Gene Expression Microarray Analysis
Gene expression analysis was carried out using Affymetrix Human Gene U133 Plus 2. First, RNA was extracted from stably transduced U937 cells using Trizol reagent method. RNA molecules were then reversely transcribed into cDNA by using an enzyme reverse transcriptase. The cDNA product was purified and quantified using standard protocol. Amplification and biotin labeling of fragmented cDNA were carried out using standard Affymetrix protocol. Labeled probes were hybridized to the Affemetrix GeneChip Hybridization Oven 645 and GeneChip Fluidiecs Station 450 and scanned according to manufacturer's protocol. The relative expression level for each gene was stored as an image. Expression data were extracted from image files produced on GeneChip Scanner 3000 7G. The scanned images were analyzed with Standard Affymetrix protocol. Genechip analysis data were normalized with RMA by Affymetrix Expression Consol Ver 1.4 (EC 1.4) software, and fold change was calculated compared to both empty vector control and DNMT3A-WT. DNA microarrays had a lower limit of detection where signal for the probe set was no longer detectable above the background noise of the microarray due to their fixed protocol of hybridization. The differentially expressed genes were selected using the criteria of undergoing a ≥1.5-fold (upregulation) and <0.6-fold (downregulation) change in gene expression. A part of differentially expressed genes from microarray data was validated using qRT-PCR analyses.
Bisulfite Sequencing
Genomic DNA was isolated from U937 cells stably transduced with DNMT3A-WT/MT including control and subjected to bisulfite conversion with the EZ DNA methylation gold kit (Zymo Research) according to the manufacturer's instructions. Bisulfite- converted DNA was amplified by PCR using gene-specific primers. PCR products were cloned using TA-cloning vector (Yeastern Biotech C. Ltd.) and checked CpG methylation pattern after bisulfite sequencing. Sequencing primers used for bisulfite sequencing analysis of PRDX2 gene is: forward primer: GGGGGTTTTAGTTTTTAGTTATGGT and reverse primer: TTAACTACAACCTCCCTCTTTAACC.

[Record extracts]

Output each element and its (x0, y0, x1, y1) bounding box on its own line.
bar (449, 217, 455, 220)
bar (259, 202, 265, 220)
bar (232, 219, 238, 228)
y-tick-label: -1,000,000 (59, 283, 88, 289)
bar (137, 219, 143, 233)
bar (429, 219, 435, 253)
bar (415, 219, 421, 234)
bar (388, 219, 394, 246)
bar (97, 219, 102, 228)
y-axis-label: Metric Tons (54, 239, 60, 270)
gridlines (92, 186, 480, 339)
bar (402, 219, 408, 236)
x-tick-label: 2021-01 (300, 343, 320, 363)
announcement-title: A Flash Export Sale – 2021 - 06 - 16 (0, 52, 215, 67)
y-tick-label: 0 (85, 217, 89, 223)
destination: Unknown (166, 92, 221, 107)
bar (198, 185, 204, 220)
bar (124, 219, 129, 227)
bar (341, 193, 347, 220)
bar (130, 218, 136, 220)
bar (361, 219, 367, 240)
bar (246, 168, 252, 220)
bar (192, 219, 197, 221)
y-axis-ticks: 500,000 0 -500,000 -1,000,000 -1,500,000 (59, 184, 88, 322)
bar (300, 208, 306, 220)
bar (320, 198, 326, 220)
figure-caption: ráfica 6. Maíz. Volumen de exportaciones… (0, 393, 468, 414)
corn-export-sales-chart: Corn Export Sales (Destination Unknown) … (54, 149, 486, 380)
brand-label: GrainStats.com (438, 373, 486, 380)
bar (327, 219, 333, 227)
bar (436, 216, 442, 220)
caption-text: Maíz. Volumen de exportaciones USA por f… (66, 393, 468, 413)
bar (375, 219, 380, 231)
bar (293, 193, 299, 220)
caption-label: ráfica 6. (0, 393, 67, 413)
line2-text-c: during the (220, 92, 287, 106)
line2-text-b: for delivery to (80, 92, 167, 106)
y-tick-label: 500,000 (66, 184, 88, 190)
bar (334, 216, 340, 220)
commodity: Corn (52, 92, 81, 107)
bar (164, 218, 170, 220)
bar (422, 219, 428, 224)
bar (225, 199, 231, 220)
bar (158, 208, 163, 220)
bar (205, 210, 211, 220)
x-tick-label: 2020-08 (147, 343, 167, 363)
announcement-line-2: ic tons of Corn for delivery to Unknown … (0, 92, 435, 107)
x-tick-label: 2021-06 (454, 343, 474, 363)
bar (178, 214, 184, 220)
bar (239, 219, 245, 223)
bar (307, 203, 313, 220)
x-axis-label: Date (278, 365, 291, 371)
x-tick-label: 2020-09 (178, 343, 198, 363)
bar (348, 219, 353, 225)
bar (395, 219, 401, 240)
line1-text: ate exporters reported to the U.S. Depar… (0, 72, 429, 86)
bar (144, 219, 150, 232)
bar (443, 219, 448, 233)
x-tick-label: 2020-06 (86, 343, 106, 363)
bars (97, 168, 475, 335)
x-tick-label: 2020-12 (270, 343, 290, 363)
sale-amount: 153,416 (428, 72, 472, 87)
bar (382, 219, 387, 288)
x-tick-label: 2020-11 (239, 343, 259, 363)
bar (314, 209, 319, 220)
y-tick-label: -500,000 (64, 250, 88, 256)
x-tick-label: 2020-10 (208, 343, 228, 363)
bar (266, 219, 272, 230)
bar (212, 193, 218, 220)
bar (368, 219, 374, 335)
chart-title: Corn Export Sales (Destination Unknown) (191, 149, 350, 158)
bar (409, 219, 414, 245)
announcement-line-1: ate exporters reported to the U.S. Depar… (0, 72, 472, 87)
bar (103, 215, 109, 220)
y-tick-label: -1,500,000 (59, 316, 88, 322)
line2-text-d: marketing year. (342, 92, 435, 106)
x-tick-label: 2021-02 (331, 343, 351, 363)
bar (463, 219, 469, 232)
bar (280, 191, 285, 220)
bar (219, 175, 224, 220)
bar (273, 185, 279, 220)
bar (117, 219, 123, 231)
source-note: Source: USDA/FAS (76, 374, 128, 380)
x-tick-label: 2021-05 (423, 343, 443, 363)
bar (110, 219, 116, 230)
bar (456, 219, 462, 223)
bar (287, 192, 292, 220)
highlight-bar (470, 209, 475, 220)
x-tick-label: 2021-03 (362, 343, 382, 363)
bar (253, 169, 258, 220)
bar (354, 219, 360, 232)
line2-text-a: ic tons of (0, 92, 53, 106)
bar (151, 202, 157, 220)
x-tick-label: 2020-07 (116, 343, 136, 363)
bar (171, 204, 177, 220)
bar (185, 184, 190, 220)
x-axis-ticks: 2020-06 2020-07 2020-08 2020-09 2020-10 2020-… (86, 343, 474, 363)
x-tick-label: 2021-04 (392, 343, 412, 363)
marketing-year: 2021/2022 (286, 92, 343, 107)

[Your tasks]
- A) In the bisulfite sequencing section of the methods text, list in order the lab steps performed on the DNA.
- B) According to the methods text, what fold-change cutoff was used to select downregulated genes?
- C) Write a continuation of the methods text starting after its last sentence.

[Answers to the problems]
- A)
1. Genomic DNA was isolated from U937 cells stably transduced with DNMT3A-WT/MT, including control.
2. The DNA was bisulfite converted with the EZ DNA methylation gold kit (Zymo Research).
3. The bisulfite-converted DNA was amplified by PCR using gene-specific primers.
4. The PCR products were cloned using a TA-cloning vector (Yeastern Biotech C. Ltd.).
5. The CpG methylation pattern was checked after bisulfite sequencing.

- B) A fold change of less than 0.6 (<0.6-fold) in gene expression.

- C)
DNA Methylation Microarray Analysis
Genome-wide DNA methylation was assessed using the Illumina Infinium Human MethylationEPIC Beadchip (Illumina Inc., CA) according to manufacturer's instructions. The resulting raw data were normalized (control normalization) and background corrected by manufacturer to generate methylation β-values. Genomic methylation pattern (hypo- or hypermethylation) of different samples was analyzed after the variance filter (STD >0.2), and raw data (without filter) were used for the analyses of specific gene methylation pattern.
The data, including all raw gene expression and genomic-methylation data, have been deposited in the Gene Expression Omnibus database with accession number GSE90934.
Statistical Analysis
Data represented here are mean ± S.D. as indicated. The significance of the differences between groups was determined using Student t test (2-tailed). A P value of <.05 was considered significant for all analyses.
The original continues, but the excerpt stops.